[TASK] Omit the pictures and output every entry below exactly as written.

[RECORDS FOR THE TASK]
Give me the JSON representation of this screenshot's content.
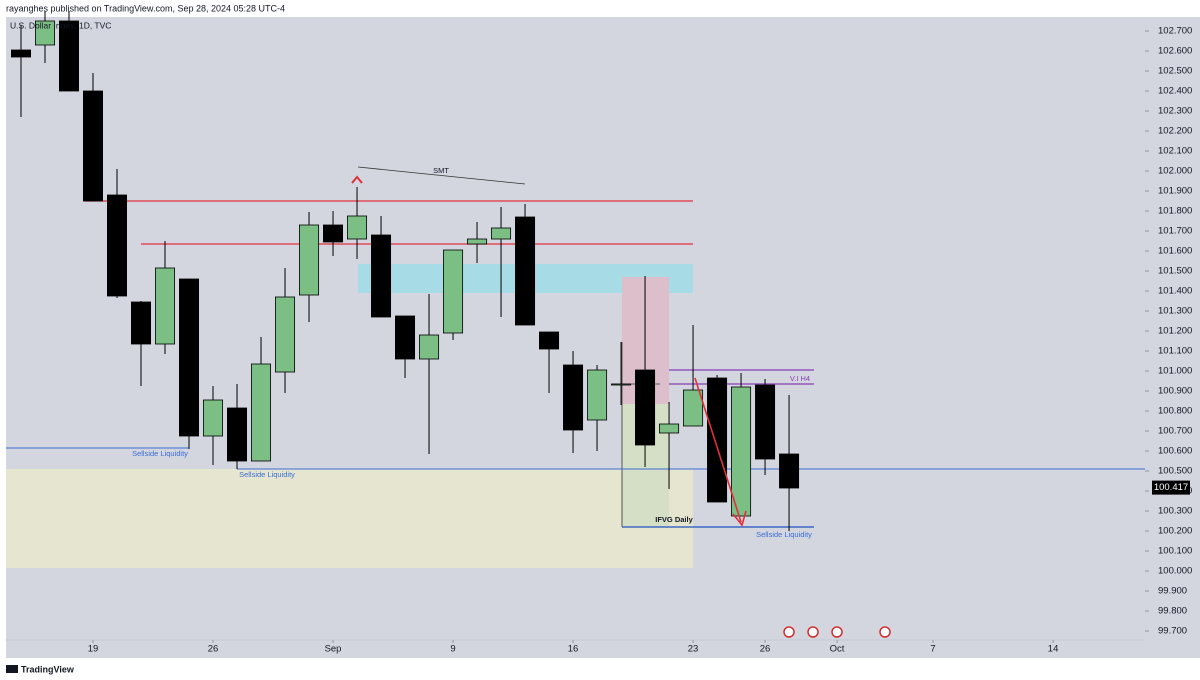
{
  "header": "rayanghes published on TradingView.com, Sep 28, 2024 05:28 UTC-4",
  "footer": "TradingView",
  "chart_data": {
    "type": "candlestick",
    "title": "U.S. Dollar Index, 1D, TVC",
    "x": [
      0,
      1,
      2,
      3,
      4,
      5,
      6,
      7,
      8,
      9,
      10,
      11,
      12,
      13,
      14,
      15,
      16,
      17,
      18,
      19,
      20,
      21,
      22,
      23,
      24,
      25,
      26,
      27,
      28,
      29,
      30,
      31,
      32
    ],
    "open": [
      102.605,
      102.63,
      102.75,
      102.4,
      101.88,
      101.345,
      101.135,
      101.46,
      100.675,
      100.815,
      100.55,
      100.995,
      101.38,
      101.73,
      101.66,
      101.68,
      101.275,
      101.06,
      101.19,
      101.635,
      101.66,
      101.77,
      101.195,
      101.03,
      100.755,
      100.935,
      101.005,
      100.69,
      100.725,
      100.965,
      100.275,
      100.93,
      100.585
    ],
    "high": [
      102.73,
      102.8,
      102.8,
      102.49,
      102.01,
      101.35,
      101.65,
      101.46,
      100.925,
      100.935,
      101.17,
      101.515,
      101.795,
      101.8,
      101.92,
      101.775,
      101.275,
      101.385,
      101.605,
      101.745,
      101.82,
      101.835,
      101.195,
      101.1,
      101.03,
      101.145,
      101.475,
      100.845,
      101.23,
      100.98,
      100.99,
      100.96,
      100.88
    ],
    "low": [
      102.27,
      102.54,
      102.4,
      101.85,
      101.365,
      100.925,
      101.085,
      100.61,
      100.53,
      100.51,
      100.55,
      100.89,
      101.245,
      101.575,
      101.56,
      101.27,
      100.965,
      100.585,
      101.155,
      101.54,
      101.27,
      101.23,
      100.89,
      100.59,
      100.6,
      100.83,
      100.52,
      100.41,
      100.725,
      100.345,
      100.275,
      100.48,
      100.2
    ],
    "close": [
      102.57,
      102.75,
      102.4,
      101.85,
      101.375,
      101.135,
      101.515,
      100.675,
      100.855,
      100.55,
      101.035,
      101.37,
      101.73,
      101.645,
      101.775,
      101.27,
      101.06,
      101.18,
      101.605,
      101.66,
      101.715,
      101.23,
      101.11,
      100.705,
      101.005,
      100.935,
      100.63,
      100.735,
      100.905,
      100.345,
      100.92,
      100.56,
      100.415
    ],
    "up_color": "#7cbf84",
    "down_color": "#000000",
    "last_price": 100.417,
    "xlim": [
      -0.625,
      46.83
    ],
    "xticks": [
      {
        "value": 3,
        "label": "19"
      },
      {
        "value": 8,
        "label": "26"
      },
      {
        "value": 13,
        "label": "Sep"
      },
      {
        "value": 18,
        "label": "9"
      },
      {
        "value": 23,
        "label": "16"
      },
      {
        "value": 28,
        "label": "23"
      },
      {
        "value": 31,
        "label": "26"
      },
      {
        "value": 34,
        "label": "Oct"
      },
      {
        "value": 38,
        "label": "7"
      },
      {
        "value": 43,
        "label": "14"
      }
    ],
    "ylim": [
      99.565,
      102.77
    ],
    "yticks": [
      {
        "value": 99.7,
        "label": "99.700"
      },
      {
        "value": 99.8,
        "label": "99.800"
      },
      {
        "value": 99.9,
        "label": "99.900"
      },
      {
        "value": 100.0,
        "label": "100.000"
      },
      {
        "value": 100.1,
        "label": "100.100"
      },
      {
        "value": 100.2,
        "label": "100.200"
      },
      {
        "value": 100.3,
        "label": "100.300"
      },
      {
        "value": 100.4,
        "label": "100.400"
      },
      {
        "value": 100.5,
        "label": "100.500"
      },
      {
        "value": 100.6,
        "label": "100.600"
      },
      {
        "value": 100.7,
        "label": "100.700"
      },
      {
        "value": 100.8,
        "label": "100.800"
      },
      {
        "value": 100.9,
        "label": "100.900"
      },
      {
        "value": 101.0,
        "label": "101.000"
      },
      {
        "value": 101.1,
        "label": "101.100"
      },
      {
        "value": 101.2,
        "label": "101.200"
      },
      {
        "value": 101.3,
        "label": "101.300"
      },
      {
        "value": 101.4,
        "label": "101.400"
      },
      {
        "value": 101.5,
        "label": "101.500"
      },
      {
        "value": 101.6,
        "label": "101.600"
      },
      {
        "value": 101.7,
        "label": "101.700"
      },
      {
        "value": 101.8,
        "label": "101.800"
      },
      {
        "value": 101.9,
        "label": "101.900"
      },
      {
        "value": 102.0,
        "label": "102.000"
      },
      {
        "value": 102.1,
        "label": "102.100"
      },
      {
        "value": 102.2,
        "label": "102.200"
      },
      {
        "value": 102.3,
        "label": "102.300"
      },
      {
        "value": 102.4,
        "label": "102.400"
      },
      {
        "value": 102.5,
        "label": "102.500"
      },
      {
        "value": 102.6,
        "label": "102.600"
      },
      {
        "value": 102.7,
        "label": "102.700"
      }
    ],
    "annotations": [
      "SMT",
      "Sellside Liquidity",
      "Sellside Liquidity",
      "Sellside Liquidity",
      "V.I H4",
      "IFVG Daily"
    ]
  }
}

[ANSWER IN FULL]
Give me the JSON representation of this screenshot's content.
{
  "header": "rayanghes published on TradingView.com, Sep 28, 2024 05:28 UTC-4",
  "footer": "TradingView",
  "chart_data": {
    "type": "candlestick",
    "title": "U.S. Dollar Index, 1D, TVC",
    "x": [
      0,
      1,
      2,
      3,
      4,
      5,
      6,
      7,
      8,
      9,
      10,
      11,
      12,
      13,
      14,
      15,
      16,
      17,
      18,
      19,
      20,
      21,
      22,
      23,
      24,
      25,
      26,
      27,
      28,
      29,
      30,
      31,
      32
    ],
    "open": [
      102.605,
      102.63,
      102.75,
      102.4,
      101.88,
      101.345,
      101.135,
      101.46,
      100.675,
      100.815,
      100.55,
      100.995,
      101.38,
      101.73,
      101.66,
      101.68,
      101.275,
      101.06,
      101.19,
      101.635,
      101.66,
      101.77,
      101.195,
      101.03,
      100.755,
      100.935,
      101.005,
      100.69,
      100.725,
      100.965,
      100.275,
      100.93,
      100.585
    ],
    "high": [
      102.73,
      102.8,
      102.8,
      102.49,
      102.01,
      101.35,
      101.65,
      101.46,
      100.925,
      100.935,
      101.17,
      101.515,
      101.795,
      101.8,
      101.92,
      101.775,
      101.275,
      101.385,
      101.605,
      101.745,
      101.82,
      101.835,
      101.195,
      101.1,
      101.03,
      101.145,
      101.475,
      100.845,
      101.23,
      100.98,
      100.99,
      100.96,
      100.88
    ],
    "low": [
      102.27,
      102.54,
      102.4,
      101.85,
      101.365,
      100.925,
      101.085,
      100.61,
      100.53,
      100.51,
      100.55,
      100.89,
      101.245,
      101.575,
      101.56,
      101.27,
      100.965,
      100.585,
      101.155,
      101.54,
      101.27,
      101.23,
      100.89,
      100.59,
      100.6,
      100.83,
      100.52,
      100.41,
      100.725,
      100.345,
      100.275,
      100.48,
      100.2
    ],
    "close": [
      102.57,
      102.75,
      102.4,
      101.85,
      101.375,
      101.135,
      101.515,
      100.675,
      100.855,
      100.55,
      101.035,
      101.37,
      101.73,
      101.645,
      101.775,
      101.27,
      101.06,
      101.18,
      101.605,
      101.66,
      101.715,
      101.23,
      101.11,
      100.705,
      101.005,
      100.935,
      100.63,
      100.735,
      100.905,
      100.345,
      100.92,
      100.56,
      100.415
    ],
    "up_color": "#7cbf84",
    "down_color": "#000000",
    "last_price": 100.417,
    "xlim": [
      -0.625,
      46.83
    ],
    "xticks": [
      {
        "value": 3,
        "label": "19"
      },
      {
        "value": 8,
        "label": "26"
      },
      {
        "value": 13,
        "label": "Sep"
      },
      {
        "value": 18,
        "label": "9"
      },
      {
        "value": 23,
        "label": "16"
      },
      {
        "value": 28,
        "label": "23"
      },
      {
        "value": 31,
        "label": "26"
      },
      {
        "value": 34,
        "label": "Oct"
      },
      {
        "value": 38,
        "label": "7"
      },
      {
        "value": 43,
        "label": "14"
      }
    ],
    "ylim": [
      99.565,
      102.77
    ],
    "yticks": [
      {
        "value": 99.7,
        "label": "99.700"
      },
      {
        "value": 99.8,
        "label": "99.800"
      },
      {
        "value": 99.9,
        "label": "99.900"
      },
      {
        "value": 100.0,
        "label": "100.000"
      },
      {
        "value": 100.1,
        "label": "100.100"
      },
      {
        "value": 100.2,
        "label": "100.200"
      },
      {
        "value": 100.3,
        "label": "100.300"
      },
      {
        "value": 100.4,
        "label": "100.400"
      },
      {
        "value": 100.5,
        "label": "100.500"
      },
      {
        "value": 100.6,
        "label": "100.600"
      },
      {
        "value": 100.7,
        "label": "100.700"
      },
      {
        "value": 100.8,
        "label": "100.800"
      },
      {
        "value": 100.9,
        "label": "100.900"
      },
      {
        "value": 101.0,
        "label": "101.000"
      },
      {
        "value": 101.1,
        "label": "101.100"
      },
      {
        "value": 101.2,
        "label": "101.200"
      },
      {
        "value": 101.3,
        "label": "101.300"
      },
      {
        "value": 101.4,
        "label": "101.400"
      },
      {
        "value": 101.5,
        "label": "101.500"
      },
      {
        "value": 101.6,
        "label": "101.600"
      },
      {
        "value": 101.7,
        "label": "101.700"
      },
      {
        "value": 101.8,
        "label": "101.800"
      },
      {
        "value": 101.9,
        "label": "101.900"
      },
      {
        "value": 102.0,
        "label": "102.000"
      },
      {
        "value": 102.1,
        "label": "102.100"
      },
      {
        "value": 102.2,
        "label": "102.200"
      },
      {
        "value": 102.3,
        "label": "102.300"
      },
      {
        "value": 102.4,
        "label": "102.400"
      },
      {
        "value": 102.5,
        "label": "102.500"
      },
      {
        "value": 102.6,
        "label": "102.600"
      },
      {
        "value": 102.7,
        "label": "102.700"
      }
    ],
    "annotations": [
      "SMT",
      "Sellside Liquidity",
      "Sellside Liquidity",
      "Sellside Liquidity",
      "V.I H4",
      "IFVG Daily"
    ]
  }
}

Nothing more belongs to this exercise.